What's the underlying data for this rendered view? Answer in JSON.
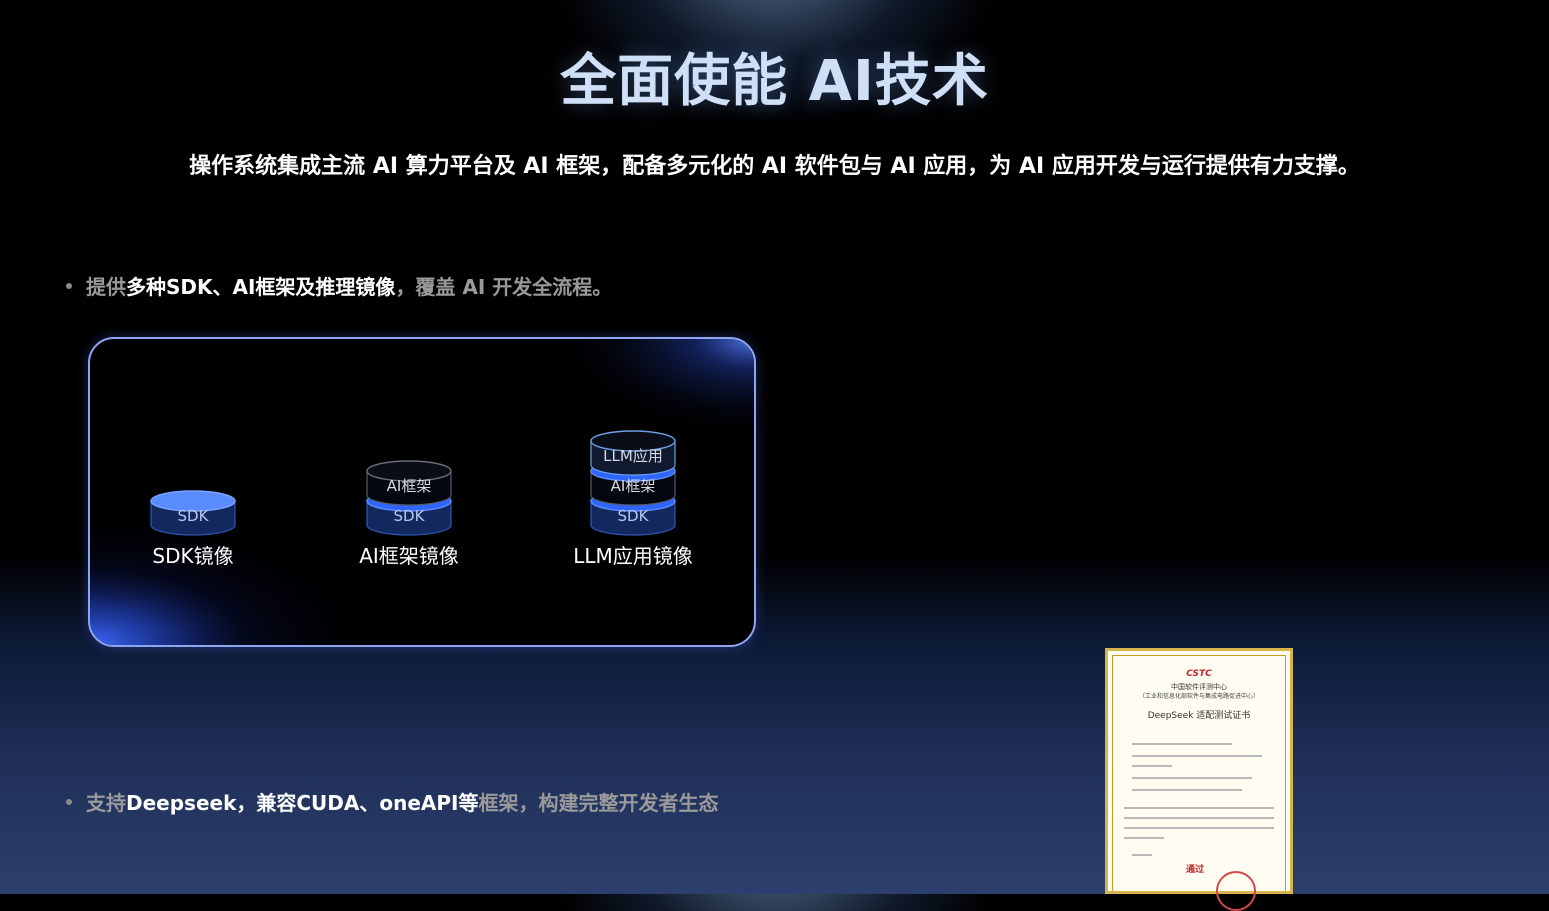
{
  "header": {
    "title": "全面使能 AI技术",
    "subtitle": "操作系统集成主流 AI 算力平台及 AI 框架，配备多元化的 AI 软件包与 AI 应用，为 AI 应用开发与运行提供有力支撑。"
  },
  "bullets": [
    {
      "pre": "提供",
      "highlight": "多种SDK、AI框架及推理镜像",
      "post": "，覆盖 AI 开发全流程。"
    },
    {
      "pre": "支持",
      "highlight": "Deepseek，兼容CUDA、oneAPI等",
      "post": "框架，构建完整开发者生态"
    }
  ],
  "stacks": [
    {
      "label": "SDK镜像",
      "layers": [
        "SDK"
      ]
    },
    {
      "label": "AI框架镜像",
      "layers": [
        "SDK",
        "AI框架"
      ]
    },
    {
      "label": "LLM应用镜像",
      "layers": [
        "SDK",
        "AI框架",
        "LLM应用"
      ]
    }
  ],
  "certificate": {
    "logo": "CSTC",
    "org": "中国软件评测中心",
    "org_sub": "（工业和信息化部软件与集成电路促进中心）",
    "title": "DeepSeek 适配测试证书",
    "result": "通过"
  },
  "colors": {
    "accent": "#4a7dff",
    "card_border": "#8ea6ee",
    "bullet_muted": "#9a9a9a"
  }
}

::::::::

• **Problem description**
Will you restate every entry word for word and omit the images?

• **The answer**
What's the underlying data for this rendered view? Answer in JSON.
{
  "header": {
    "title": "全面使能 AI技术",
    "subtitle": "操作系统集成主流 AI 算力平台及 AI 框架，配备多元化的 AI 软件包与 AI 应用，为 AI 应用开发与运行提供有力支撑。"
  },
  "bullets": [
    {
      "pre": "提供",
      "highlight": "多种SDK、AI框架及推理镜像",
      "post": "，覆盖 AI 开发全流程。"
    },
    {
      "pre": "支持",
      "highlight": "Deepseek，兼容CUDA、oneAPI等",
      "post": "框架，构建完整开发者生态"
    }
  ],
  "stacks": [
    {
      "label": "SDK镜像",
      "layers": [
        "SDK"
      ]
    },
    {
      "label": "AI框架镜像",
      "layers": [
        "SDK",
        "AI框架"
      ]
    },
    {
      "label": "LLM应用镜像",
      "layers": [
        "SDK",
        "AI框架",
        "LLM应用"
      ]
    }
  ],
  "certificate": {
    "logo": "CSTC",
    "org": "中国软件评测中心",
    "org_sub": "（工业和信息化部软件与集成电路促进中心）",
    "title": "DeepSeek 适配测试证书",
    "result": "通过"
  },
  "colors": {
    "accent": "#4a7dff",
    "card_border": "#8ea6ee",
    "bullet_muted": "#9a9a9a"
  }
}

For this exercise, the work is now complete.